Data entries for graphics

———

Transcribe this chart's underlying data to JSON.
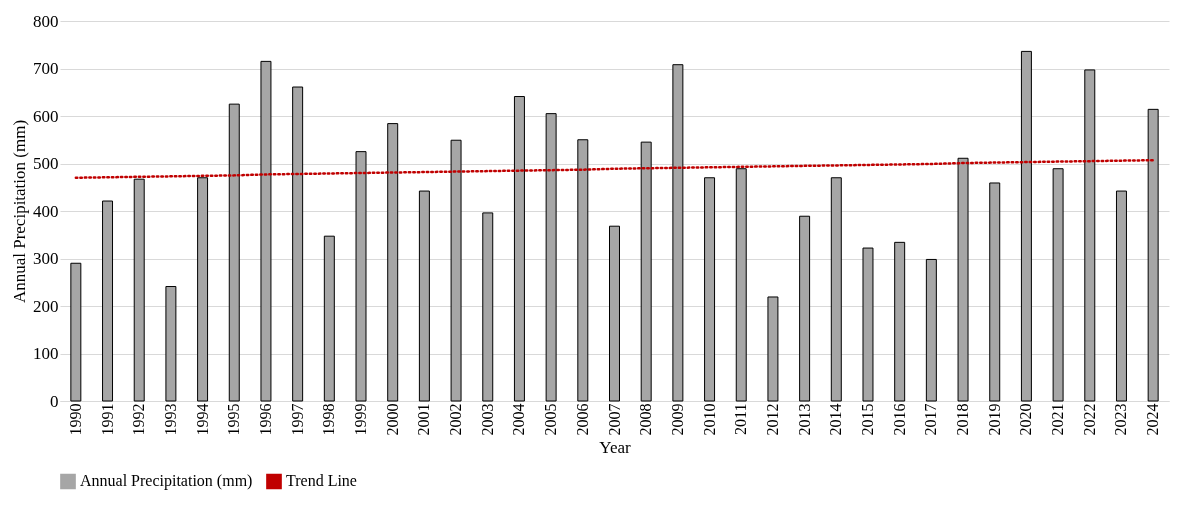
{
  "chart_data": {
    "type": "bar",
    "xlabel": "Year",
    "ylabel": "Annual Precipitation (mm)",
    "categories": [
      "1990",
      "1991",
      "1992",
      "1993",
      "1994",
      "1995",
      "1996",
      "1997",
      "1998",
      "1999",
      "2000",
      "2001",
      "2002",
      "2003",
      "2004",
      "2005",
      "2006",
      "2007",
      "2008",
      "2009",
      "2010",
      "2011",
      "2012",
      "2013",
      "2014",
      "2015",
      "2016",
      "2017",
      "2018",
      "2019",
      "2020",
      "2021",
      "2022",
      "2023",
      "2024"
    ],
    "series": [
      {
        "name": "Annual Precipitation (mm)",
        "color": "#a6a6a6",
        "values": [
          290,
          421,
          467,
          241,
          470,
          625,
          715,
          661,
          347,
          525,
          584,
          442,
          549,
          396,
          641,
          605,
          550,
          368,
          545,
          708,
          470,
          489,
          219,
          389,
          470,
          322,
          334,
          298,
          511,
          459,
          736,
          489,
          697,
          442,
          614
        ]
      },
      {
        "name": "Trend Line",
        "type": "line",
        "color": "#c00000",
        "line_style": "dotted",
        "values": [
          470,
          471,
          472,
          473,
          474,
          475,
          477,
          478,
          479,
          480,
          481,
          482,
          483,
          484,
          485,
          486,
          487,
          489,
          490,
          491,
          492,
          493,
          494,
          495,
          496,
          497,
          498,
          499,
          501,
          502,
          503,
          504,
          505,
          506,
          507
        ]
      }
    ],
    "ylim": [
      0,
      800
    ],
    "yticks": [
      0,
      100,
      200,
      300,
      400,
      500,
      600,
      700,
      800
    ],
    "grid": "y",
    "legend": "bottom"
  }
}
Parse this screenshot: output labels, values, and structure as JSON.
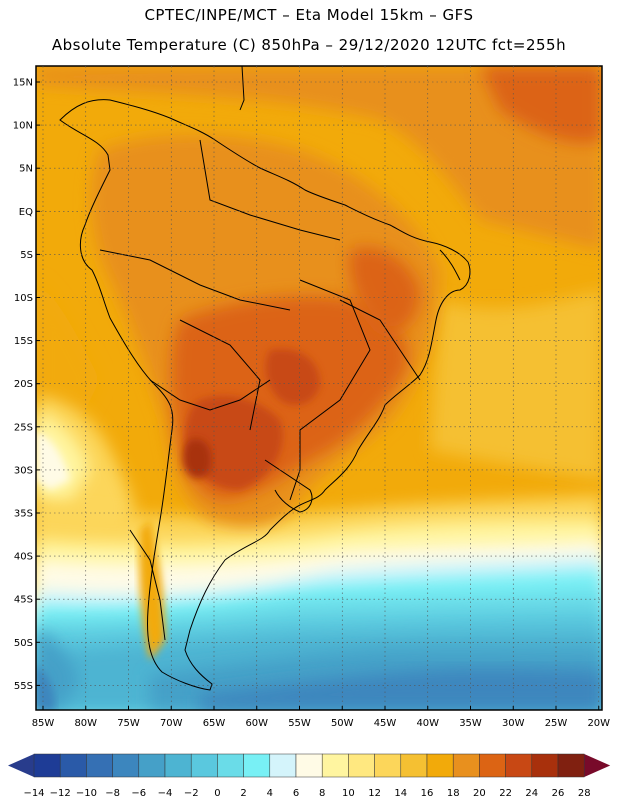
{
  "header": {
    "line1": "CPTEC/INPE/MCT –  Eta Model 15km – GFS",
    "line2": "Absolute Temperature (C) 850hPa – 29/12/2020 12UTC fct=255h"
  },
  "map": {
    "lat_labels": [
      "15N",
      "10N",
      "5N",
      "EQ",
      "5S",
      "10S",
      "15S",
      "20S",
      "25S",
      "30S",
      "35S",
      "40S",
      "45S",
      "50S",
      "55S"
    ],
    "lon_labels": [
      "85W",
      "80W",
      "75W",
      "70W",
      "65W",
      "60W",
      "55W",
      "50W",
      "45W",
      "40W",
      "35W",
      "30W",
      "25W",
      "20W"
    ]
  },
  "colorbar": {
    "labels": [
      "-14",
      "-12",
      "-10",
      "-8",
      "-6",
      "-4",
      "-2",
      "0",
      "2",
      "4",
      "6",
      "8",
      "10",
      "12",
      "14",
      "16",
      "18",
      "20",
      "22",
      "24",
      "26",
      "28"
    ],
    "colors": [
      "#1e3c96",
      "#2a5aa8",
      "#3570b4",
      "#3c86be",
      "#45a0c8",
      "#4db4d2",
      "#5ac8de",
      "#6adce8",
      "#78f0f5",
      "#d4f4fb",
      "#fffbe6",
      "#fff5a0",
      "#ffe880",
      "#fcd65a",
      "#f5c032",
      "#f2aa0a",
      "#e8901e",
      "#dc6414",
      "#c84814",
      "#a8300c",
      "#802010"
    ],
    "low_arrow_color": "#283c8c",
    "high_arrow_color": "#780a2a"
  }
}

———

Goal of the exercise: The entries above are to be returned exactly, without their pictures.

Problem solution:
Transcribe this chart's underlying data to JSON.
{
  "chart_data": {
    "type": "bar",
    "xlabel": "Year",
    "ylabel": "Annual Precipitation (mm)",
    "categories": [
      "1990",
      "1991",
      "1992",
      "1993",
      "1994",
      "1995",
      "1996",
      "1997",
      "1998",
      "1999",
      "2000",
      "2001",
      "2002",
      "2003",
      "2004",
      "2005",
      "2006",
      "2007",
      "2008",
      "2009",
      "2010",
      "2011",
      "2012",
      "2013",
      "2014",
      "2015",
      "2016",
      "2017",
      "2018",
      "2019",
      "2020",
      "2021",
      "2022",
      "2023",
      "2024"
    ],
    "series": [
      {
        "name": "Annual Precipitation (mm)",
        "color": "#a6a6a6",
        "values": [
          290,
          421,
          467,
          241,
          470,
          625,
          715,
          661,
          347,
          525,
          584,
          442,
          549,
          396,
          641,
          605,
          550,
          368,
          545,
          708,
          470,
          489,
          219,
          389,
          470,
          322,
          334,
          298,
          511,
          459,
          736,
          489,
          697,
          442,
          614
        ]
      },
      {
        "name": "Trend Line",
        "type": "line",
        "color": "#c00000",
        "line_style": "dotted",
        "values": [
          470,
          471,
          472,
          473,
          474,
          475,
          477,
          478,
          479,
          480,
          481,
          482,
          483,
          484,
          485,
          486,
          487,
          489,
          490,
          491,
          492,
          493,
          494,
          495,
          496,
          497,
          498,
          499,
          501,
          502,
          503,
          504,
          505,
          506,
          507
        ]
      }
    ],
    "ylim": [
      0,
      800
    ],
    "yticks": [
      0,
      100,
      200,
      300,
      400,
      500,
      600,
      700,
      800
    ],
    "grid": "y",
    "legend": "bottom"
  }
}
Parse this screenshot: output labels, values, and structure as JSON.
{
  "header": {
    "line1": "CPTEC/INPE/MCT –  Eta Model 15km – GFS",
    "line2": "Absolute Temperature (C) 850hPa – 29/12/2020 12UTC fct=255h"
  },
  "map": {
    "lat_labels": [
      "15N",
      "10N",
      "5N",
      "EQ",
      "5S",
      "10S",
      "15S",
      "20S",
      "25S",
      "30S",
      "35S",
      "40S",
      "45S",
      "50S",
      "55S"
    ],
    "lon_labels": [
      "85W",
      "80W",
      "75W",
      "70W",
      "65W",
      "60W",
      "55W",
      "50W",
      "45W",
      "40W",
      "35W",
      "30W",
      "25W",
      "20W"
    ]
  },
  "colorbar": {
    "labels": [
      "-14",
      "-12",
      "-10",
      "-8",
      "-6",
      "-4",
      "-2",
      "0",
      "2",
      "4",
      "6",
      "8",
      "10",
      "12",
      "14",
      "16",
      "18",
      "20",
      "22",
      "24",
      "26",
      "28"
    ],
    "colors": [
      "#1e3c96",
      "#2a5aa8",
      "#3570b4",
      "#3c86be",
      "#45a0c8",
      "#4db4d2",
      "#5ac8de",
      "#6adce8",
      "#78f0f5",
      "#d4f4fb",
      "#fffbe6",
      "#fff5a0",
      "#ffe880",
      "#fcd65a",
      "#f5c032",
      "#f2aa0a",
      "#e8901e",
      "#dc6414",
      "#c84814",
      "#a8300c",
      "#802010"
    ],
    "low_arrow_color": "#283c8c",
    "high_arrow_color": "#780a2a"
  }
}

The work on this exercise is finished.